- _TASK DIRECTIONS_
Print the listing below exactly.

- _RECORD EXTRACTS_

════════════════════

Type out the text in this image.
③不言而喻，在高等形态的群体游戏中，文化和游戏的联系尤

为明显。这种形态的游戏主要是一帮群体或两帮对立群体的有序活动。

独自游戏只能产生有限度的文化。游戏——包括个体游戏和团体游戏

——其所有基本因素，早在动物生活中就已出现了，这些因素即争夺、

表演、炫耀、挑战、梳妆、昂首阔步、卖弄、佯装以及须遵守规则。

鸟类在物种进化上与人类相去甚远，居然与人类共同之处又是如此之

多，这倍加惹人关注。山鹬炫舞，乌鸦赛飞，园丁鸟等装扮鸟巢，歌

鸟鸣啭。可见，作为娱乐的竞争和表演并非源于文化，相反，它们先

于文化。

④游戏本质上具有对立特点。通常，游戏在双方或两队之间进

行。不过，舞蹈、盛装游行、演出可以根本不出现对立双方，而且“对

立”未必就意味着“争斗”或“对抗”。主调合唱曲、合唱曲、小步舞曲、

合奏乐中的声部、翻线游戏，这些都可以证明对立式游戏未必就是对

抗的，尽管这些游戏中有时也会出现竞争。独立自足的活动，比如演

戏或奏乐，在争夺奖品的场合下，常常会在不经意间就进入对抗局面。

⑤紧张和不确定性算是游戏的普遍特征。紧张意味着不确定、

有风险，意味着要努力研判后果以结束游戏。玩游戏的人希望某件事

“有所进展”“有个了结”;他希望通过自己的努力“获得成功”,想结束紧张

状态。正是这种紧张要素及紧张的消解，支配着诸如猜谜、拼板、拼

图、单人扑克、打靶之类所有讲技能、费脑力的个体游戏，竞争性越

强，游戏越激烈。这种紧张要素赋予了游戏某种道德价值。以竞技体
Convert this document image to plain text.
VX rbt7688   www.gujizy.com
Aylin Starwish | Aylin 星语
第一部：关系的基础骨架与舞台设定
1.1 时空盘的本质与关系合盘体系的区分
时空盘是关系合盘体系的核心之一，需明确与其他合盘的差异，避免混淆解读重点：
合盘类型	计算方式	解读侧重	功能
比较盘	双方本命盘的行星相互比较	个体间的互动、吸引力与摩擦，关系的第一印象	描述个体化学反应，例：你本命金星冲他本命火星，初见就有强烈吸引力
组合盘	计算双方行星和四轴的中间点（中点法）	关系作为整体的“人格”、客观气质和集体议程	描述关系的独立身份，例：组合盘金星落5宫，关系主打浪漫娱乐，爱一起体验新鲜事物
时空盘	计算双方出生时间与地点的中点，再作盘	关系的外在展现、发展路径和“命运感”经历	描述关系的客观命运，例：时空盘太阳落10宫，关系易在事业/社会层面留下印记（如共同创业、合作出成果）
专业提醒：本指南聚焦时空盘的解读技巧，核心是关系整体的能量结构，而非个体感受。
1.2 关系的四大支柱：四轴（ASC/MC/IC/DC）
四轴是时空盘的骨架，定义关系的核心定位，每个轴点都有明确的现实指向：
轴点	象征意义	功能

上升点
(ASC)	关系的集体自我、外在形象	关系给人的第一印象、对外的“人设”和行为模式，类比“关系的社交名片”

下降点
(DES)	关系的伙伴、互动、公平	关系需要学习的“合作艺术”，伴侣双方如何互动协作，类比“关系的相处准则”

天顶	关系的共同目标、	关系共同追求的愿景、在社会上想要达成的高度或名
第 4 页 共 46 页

════════════════════

- _THE COMPLETED TASK_
Type out the text in this image.
③不言而喻，在高等形态的群体游戏中，文化和游戏的联系尤

为明显。这种形态的游戏主要是一帮群体或两帮对立群体的有序活动。

独自游戏只能产生有限度的文化。游戏——包括个体游戏和团体游戏

——其所有基本因素，早在动物生活中就已出现了，这些因素即争夺、

表演、炫耀、挑战、梳妆、昂首阔步、卖弄、佯装以及须遵守规则。

鸟类在物种进化上与人类相去甚远，居然与人类共同之处又是如此之

多，这倍加惹人关注。山鹬炫舞，乌鸦赛飞，园丁鸟等装扮鸟巢，歌

鸟鸣啭。可见，作为娱乐的竞争和表演并非源于文化，相反，它们先

于文化。

④游戏本质上具有对立特点。通常，游戏在双方或两队之间进

行。不过，舞蹈、盛装游行、演出可以根本不出现对立双方，而且“对

立”未必就意味着“争斗”或“对抗”。主调合唱曲、合唱曲、小步舞曲、

合奏乐中的声部、翻线游戏，这些都可以证明对立式游戏未必就是对

抗的，尽管这些游戏中有时也会出现竞争。独立自足的活动，比如演

戏或奏乐，在争夺奖品的场合下，常常会在不经意间就进入对抗局面。

⑤紧张和不确定性算是游戏的普遍特征。紧张意味着不确定、

有风险，意味着要努力研判后果以结束游戏。玩游戏的人希望某件事

“有所进展”“有个了结”;他希望通过自己的努力“获得成功”,想结束紧张

状态。正是这种紧张要素及紧张的消解，支配着诸如猜谜、拼板、拼

图、单人扑克、打靶之类所有讲技能、费脑力的个体游戏，竞争性越

强，游戏越激烈。这种紧张要素赋予了游戏某种道德价值。以竞技体
Convert this document image to plain text.
VX rbt7688   www.gujizy.com
Aylin Starwish | Aylin 星语
第一部：关系的基础骨架与舞台设定
1.1 时空盘的本质与关系合盘体系的区分
时空盘是关系合盘体系的核心之一，需明确与其他合盘的差异，避免混淆解读重点：
合盘类型	计算方式	解读侧重	功能
比较盘	双方本命盘的行星相互比较	个体间的互动、吸引力与摩擦，关系的第一印象	描述个体化学反应，例：你本命金星冲他本命火星，初见就有强烈吸引力
组合盘	计算双方行星和四轴的中间点（中点法）	关系作为整体的“人格”、客观气质和集体议程	描述关系的独立身份，例：组合盘金星落5宫，关系主打浪漫娱乐，爱一起体验新鲜事物
时空盘	计算双方出生时间与地点的中点，再作盘	关系的外在展现、发展路径和“命运感”经历	描述关系的客观命运，例：时空盘太阳落10宫，关系易在事业/社会层面留下印记（如共同创业、合作出成果）
专业提醒：本指南聚焦时空盘的解读技巧，核心是关系整体的能量结构，而非个体感受。
1.2 关系的四大支柱：四轴（ASC/MC/IC/DC）
四轴是时空盘的骨架，定义关系的核心定位，每个轴点都有明确的现实指向：
轴点	象征意义	功能

上升点
(ASC)	关系的集体自我、外在形象	关系给人的第一印象、对外的“人设”和行为模式，类比“关系的社交名片”

下降点
(DES)	关系的伙伴、互动、公平	关系需要学习的“合作艺术”，伴侣双方如何互动协作，类比“关系的相处准则”

天顶	关系的共同目标、	关系共同追求的愿景、在社会上想要达成的高度或名
第 4 页 共 46 页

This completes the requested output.